Every entry here needs to be repeated exactly.

[Figure contents as structured data]
------------------------------------------------

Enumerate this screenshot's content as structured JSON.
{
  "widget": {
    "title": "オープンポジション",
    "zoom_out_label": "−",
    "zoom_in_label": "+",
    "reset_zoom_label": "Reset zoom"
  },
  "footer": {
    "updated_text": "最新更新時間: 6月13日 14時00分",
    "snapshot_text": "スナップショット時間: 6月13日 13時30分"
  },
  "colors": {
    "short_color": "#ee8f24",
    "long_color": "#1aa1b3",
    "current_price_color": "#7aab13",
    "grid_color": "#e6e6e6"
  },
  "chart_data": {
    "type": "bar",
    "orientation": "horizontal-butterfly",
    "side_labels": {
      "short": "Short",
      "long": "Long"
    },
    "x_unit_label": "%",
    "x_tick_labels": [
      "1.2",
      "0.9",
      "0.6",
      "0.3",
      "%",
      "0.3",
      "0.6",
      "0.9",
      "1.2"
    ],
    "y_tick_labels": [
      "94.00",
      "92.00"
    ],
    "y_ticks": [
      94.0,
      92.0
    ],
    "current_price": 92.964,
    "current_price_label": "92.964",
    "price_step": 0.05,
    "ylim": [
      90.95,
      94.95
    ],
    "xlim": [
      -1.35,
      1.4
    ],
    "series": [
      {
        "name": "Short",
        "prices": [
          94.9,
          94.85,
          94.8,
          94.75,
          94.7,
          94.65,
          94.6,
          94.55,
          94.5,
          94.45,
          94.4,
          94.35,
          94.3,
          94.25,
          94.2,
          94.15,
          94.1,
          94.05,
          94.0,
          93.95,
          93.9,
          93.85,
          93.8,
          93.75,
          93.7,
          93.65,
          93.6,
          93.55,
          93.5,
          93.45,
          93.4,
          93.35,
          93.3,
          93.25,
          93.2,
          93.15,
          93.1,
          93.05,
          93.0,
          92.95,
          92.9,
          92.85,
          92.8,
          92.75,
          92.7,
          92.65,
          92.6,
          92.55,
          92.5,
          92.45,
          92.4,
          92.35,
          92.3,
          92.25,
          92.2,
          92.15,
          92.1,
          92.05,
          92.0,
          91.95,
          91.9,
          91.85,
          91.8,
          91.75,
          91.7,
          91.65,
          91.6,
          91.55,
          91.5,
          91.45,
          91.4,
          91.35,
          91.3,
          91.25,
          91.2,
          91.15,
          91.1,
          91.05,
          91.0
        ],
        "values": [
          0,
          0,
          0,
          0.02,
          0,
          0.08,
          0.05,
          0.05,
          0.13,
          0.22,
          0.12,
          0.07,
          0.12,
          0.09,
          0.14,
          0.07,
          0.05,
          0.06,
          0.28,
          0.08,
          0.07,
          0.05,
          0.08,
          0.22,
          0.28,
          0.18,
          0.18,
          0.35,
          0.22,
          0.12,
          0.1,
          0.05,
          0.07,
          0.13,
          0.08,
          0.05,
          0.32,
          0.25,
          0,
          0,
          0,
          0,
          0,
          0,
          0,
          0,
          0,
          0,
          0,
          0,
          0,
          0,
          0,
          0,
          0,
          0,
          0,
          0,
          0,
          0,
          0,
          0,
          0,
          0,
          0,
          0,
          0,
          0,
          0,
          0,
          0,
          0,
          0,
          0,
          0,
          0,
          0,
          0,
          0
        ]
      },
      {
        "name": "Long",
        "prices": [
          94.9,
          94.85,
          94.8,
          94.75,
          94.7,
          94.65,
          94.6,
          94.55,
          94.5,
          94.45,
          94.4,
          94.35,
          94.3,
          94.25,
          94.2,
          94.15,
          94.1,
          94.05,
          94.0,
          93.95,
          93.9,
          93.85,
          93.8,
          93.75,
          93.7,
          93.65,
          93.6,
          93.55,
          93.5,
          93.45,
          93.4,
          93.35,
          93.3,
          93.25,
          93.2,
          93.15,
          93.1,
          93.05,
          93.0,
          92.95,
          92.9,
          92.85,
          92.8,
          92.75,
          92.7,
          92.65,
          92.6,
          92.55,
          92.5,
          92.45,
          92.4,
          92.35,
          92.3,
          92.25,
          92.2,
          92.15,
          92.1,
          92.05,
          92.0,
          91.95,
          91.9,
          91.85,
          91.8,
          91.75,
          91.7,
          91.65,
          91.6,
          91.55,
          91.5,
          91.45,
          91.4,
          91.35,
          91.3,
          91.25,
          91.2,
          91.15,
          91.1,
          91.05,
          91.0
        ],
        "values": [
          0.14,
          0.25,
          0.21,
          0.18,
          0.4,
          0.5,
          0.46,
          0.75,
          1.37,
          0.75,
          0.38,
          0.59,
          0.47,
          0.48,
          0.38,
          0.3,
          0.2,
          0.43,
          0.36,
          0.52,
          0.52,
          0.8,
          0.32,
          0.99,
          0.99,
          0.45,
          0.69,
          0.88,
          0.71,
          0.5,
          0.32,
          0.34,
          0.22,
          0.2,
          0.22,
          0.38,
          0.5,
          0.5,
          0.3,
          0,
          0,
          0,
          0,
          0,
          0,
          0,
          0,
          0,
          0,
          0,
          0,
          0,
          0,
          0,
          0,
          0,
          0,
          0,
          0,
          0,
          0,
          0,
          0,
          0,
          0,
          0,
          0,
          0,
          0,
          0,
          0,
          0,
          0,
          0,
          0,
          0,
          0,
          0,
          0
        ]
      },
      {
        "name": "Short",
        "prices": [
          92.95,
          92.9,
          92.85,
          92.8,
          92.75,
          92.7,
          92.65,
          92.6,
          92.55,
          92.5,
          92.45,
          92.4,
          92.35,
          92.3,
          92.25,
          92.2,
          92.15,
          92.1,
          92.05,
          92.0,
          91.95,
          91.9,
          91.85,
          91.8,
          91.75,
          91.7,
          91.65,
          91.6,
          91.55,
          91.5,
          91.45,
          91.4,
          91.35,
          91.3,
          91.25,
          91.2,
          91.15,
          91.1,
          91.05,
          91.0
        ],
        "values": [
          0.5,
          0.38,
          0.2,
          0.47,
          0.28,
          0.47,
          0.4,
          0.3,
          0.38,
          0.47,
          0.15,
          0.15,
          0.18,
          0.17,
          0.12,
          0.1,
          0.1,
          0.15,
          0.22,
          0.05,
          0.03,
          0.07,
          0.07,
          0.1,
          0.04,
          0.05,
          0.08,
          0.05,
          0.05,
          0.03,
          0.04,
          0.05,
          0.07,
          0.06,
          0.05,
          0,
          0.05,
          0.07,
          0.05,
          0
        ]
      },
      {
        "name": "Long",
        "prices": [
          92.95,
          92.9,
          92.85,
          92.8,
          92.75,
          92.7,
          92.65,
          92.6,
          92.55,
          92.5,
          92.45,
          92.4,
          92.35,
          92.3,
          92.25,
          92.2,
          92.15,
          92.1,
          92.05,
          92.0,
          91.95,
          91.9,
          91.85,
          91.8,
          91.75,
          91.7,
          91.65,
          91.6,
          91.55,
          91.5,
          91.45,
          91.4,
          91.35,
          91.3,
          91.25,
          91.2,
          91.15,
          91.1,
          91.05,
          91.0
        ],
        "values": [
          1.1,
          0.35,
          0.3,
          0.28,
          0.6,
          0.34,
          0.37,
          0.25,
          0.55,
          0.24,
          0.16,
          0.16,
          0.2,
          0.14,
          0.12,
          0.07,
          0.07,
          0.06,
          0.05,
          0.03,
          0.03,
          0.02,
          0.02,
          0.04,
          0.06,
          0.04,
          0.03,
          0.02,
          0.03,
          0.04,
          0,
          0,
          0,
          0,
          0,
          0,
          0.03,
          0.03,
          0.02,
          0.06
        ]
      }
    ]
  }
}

------------------------------------------------

● EXPECTED ANSWER
Enumerate this screenshot's content as structured JSON.
{
  "widget": {
    "title": "オープンポジション",
    "zoom_out_label": "−",
    "zoom_in_label": "+",
    "reset_zoom_label": "Reset zoom"
  },
  "footer": {
    "updated_text": "最新更新時間: 6月13日 14時00分",
    "snapshot_text": "スナップショット時間: 6月13日 13時30分"
  },
  "colors": {
    "short_color": "#ee8f24",
    "long_color": "#1aa1b3",
    "current_price_color": "#7aab13",
    "grid_color": "#e6e6e6"
  },
  "chart_data": {
    "type": "bar",
    "orientation": "horizontal-butterfly",
    "side_labels": {
      "short": "Short",
      "long": "Long"
    },
    "x_unit_label": "%",
    "x_tick_labels": [
      "1.2",
      "0.9",
      "0.6",
      "0.3",
      "%",
      "0.3",
      "0.6",
      "0.9",
      "1.2"
    ],
    "y_tick_labels": [
      "94.00",
      "92.00"
    ],
    "y_ticks": [
      94.0,
      92.0
    ],
    "current_price": 92.964,
    "current_price_label": "92.964",
    "price_step": 0.05,
    "ylim": [
      90.95,
      94.95
    ],
    "xlim": [
      -1.35,
      1.4
    ],
    "series": [
      {
        "name": "Short",
        "prices": [
          94.9,
          94.85,
          94.8,
          94.75,
          94.7,
          94.65,
          94.6,
          94.55,
          94.5,
          94.45,
          94.4,
          94.35,
          94.3,
          94.25,
          94.2,
          94.15,
          94.1,
          94.05,
          94.0,
          93.95,
          93.9,
          93.85,
          93.8,
          93.75,
          93.7,
          93.65,
          93.6,
          93.55,
          93.5,
          93.45,
          93.4,
          93.35,
          93.3,
          93.25,
          93.2,
          93.15,
          93.1,
          93.05,
          93.0,
          92.95,
          92.9,
          92.85,
          92.8,
          92.75,
          92.7,
          92.65,
          92.6,
          92.55,
          92.5,
          92.45,
          92.4,
          92.35,
          92.3,
          92.25,
          92.2,
          92.15,
          92.1,
          92.05,
          92.0,
          91.95,
          91.9,
          91.85,
          91.8,
          91.75,
          91.7,
          91.65,
          91.6,
          91.55,
          91.5,
          91.45,
          91.4,
          91.35,
          91.3,
          91.25,
          91.2,
          91.15,
          91.1,
          91.05,
          91.0
        ],
        "values": [
          0,
          0,
          0,
          0.02,
          0,
          0.08,
          0.05,
          0.05,
          0.13,
          0.22,
          0.12,
          0.07,
          0.12,
          0.09,
          0.14,
          0.07,
          0.05,
          0.06,
          0.28,
          0.08,
          0.07,
          0.05,
          0.08,
          0.22,
          0.28,
          0.18,
          0.18,
          0.35,
          0.22,
          0.12,
          0.1,
          0.05,
          0.07,
          0.13,
          0.08,
          0.05,
          0.32,
          0.25,
          0,
          0,
          0,
          0,
          0,
          0,
          0,
          0,
          0,
          0,
          0,
          0,
          0,
          0,
          0,
          0,
          0,
          0,
          0,
          0,
          0,
          0,
          0,
          0,
          0,
          0,
          0,
          0,
          0,
          0,
          0,
          0,
          0,
          0,
          0,
          0,
          0,
          0,
          0,
          0,
          0
        ]
      },
      {
        "name": "Long",
        "prices": [
          94.9,
          94.85,
          94.8,
          94.75,
          94.7,
          94.65,
          94.6,
          94.55,
          94.5,
          94.45,
          94.4,
          94.35,
          94.3,
          94.25,
          94.2,
          94.15,
          94.1,
          94.05,
          94.0,
          93.95,
          93.9,
          93.85,
          93.8,
          93.75,
          93.7,
          93.65,
          93.6,
          93.55,
          93.5,
          93.45,
          93.4,
          93.35,
          93.3,
          93.25,
          93.2,
          93.15,
          93.1,
          93.05,
          93.0,
          92.95,
          92.9,
          92.85,
          92.8,
          92.75,
          92.7,
          92.65,
          92.6,
          92.55,
          92.5,
          92.45,
          92.4,
          92.35,
          92.3,
          92.25,
          92.2,
          92.15,
          92.1,
          92.05,
          92.0,
          91.95,
          91.9,
          91.85,
          91.8,
          91.75,
          91.7,
          91.65,
          91.6,
          91.55,
          91.5,
          91.45,
          91.4,
          91.35,
          91.3,
          91.25,
          91.2,
          91.15,
          91.1,
          91.05,
          91.0
        ],
        "values": [
          0.14,
          0.25,
          0.21,
          0.18,
          0.4,
          0.5,
          0.46,
          0.75,
          1.37,
          0.75,
          0.38,
          0.59,
          0.47,
          0.48,
          0.38,
          0.3,
          0.2,
          0.43,
          0.36,
          0.52,
          0.52,
          0.8,
          0.32,
          0.99,
          0.99,
          0.45,
          0.69,
          0.88,
          0.71,
          0.5,
          0.32,
          0.34,
          0.22,
          0.2,
          0.22,
          0.38,
          0.5,
          0.5,
          0.3,
          0,
          0,
          0,
          0,
          0,
          0,
          0,
          0,
          0,
          0,
          0,
          0,
          0,
          0,
          0,
          0,
          0,
          0,
          0,
          0,
          0,
          0,
          0,
          0,
          0,
          0,
          0,
          0,
          0,
          0,
          0,
          0,
          0,
          0,
          0,
          0,
          0,
          0,
          0,
          0
        ]
      },
      {
        "name": "Short",
        "prices": [
          92.95,
          92.9,
          92.85,
          92.8,
          92.75,
          92.7,
          92.65,
          92.6,
          92.55,
          92.5,
          92.45,
          92.4,
          92.35,
          92.3,
          92.25,
          92.2,
          92.15,
          92.1,
          92.05,
          92.0,
          91.95,
          91.9,
          91.85,
          91.8,
          91.75,
          91.7,
          91.65,
          91.6,
          91.55,
          91.5,
          91.45,
          91.4,
          91.35,
          91.3,
          91.25,
          91.2,
          91.15,
          91.1,
          91.05,
          91.0
        ],
        "values": [
          0.5,
          0.38,
          0.2,
          0.47,
          0.28,
          0.47,
          0.4,
          0.3,
          0.38,
          0.47,
          0.15,
          0.15,
          0.18,
          0.17,
          0.12,
          0.1,
          0.1,
          0.15,
          0.22,
          0.05,
          0.03,
          0.07,
          0.07,
          0.1,
          0.04,
          0.05,
          0.08,
          0.05,
          0.05,
          0.03,
          0.04,
          0.05,
          0.07,
          0.06,
          0.05,
          0,
          0.05,
          0.07,
          0.05,
          0
        ]
      },
      {
        "name": "Long",
        "prices": [
          92.95,
          92.9,
          92.85,
          92.8,
          92.75,
          92.7,
          92.65,
          92.6,
          92.55,
          92.5,
          92.45,
          92.4,
          92.35,
          92.3,
          92.25,
          92.2,
          92.15,
          92.1,
          92.05,
          92.0,
          91.95,
          91.9,
          91.85,
          91.8,
          91.75,
          91.7,
          91.65,
          91.6,
          91.55,
          91.5,
          91.45,
          91.4,
          91.35,
          91.3,
          91.25,
          91.2,
          91.15,
          91.1,
          91.05,
          91.0
        ],
        "values": [
          1.1,
          0.35,
          0.3,
          0.28,
          0.6,
          0.34,
          0.37,
          0.25,
          0.55,
          0.24,
          0.16,
          0.16,
          0.2,
          0.14,
          0.12,
          0.07,
          0.07,
          0.06,
          0.05,
          0.03,
          0.03,
          0.02,
          0.02,
          0.04,
          0.06,
          0.04,
          0.03,
          0.02,
          0.03,
          0.04,
          0,
          0,
          0,
          0,
          0,
          0,
          0.03,
          0.03,
          0.02,
          0.06
        ]
      }
    ]
  }
}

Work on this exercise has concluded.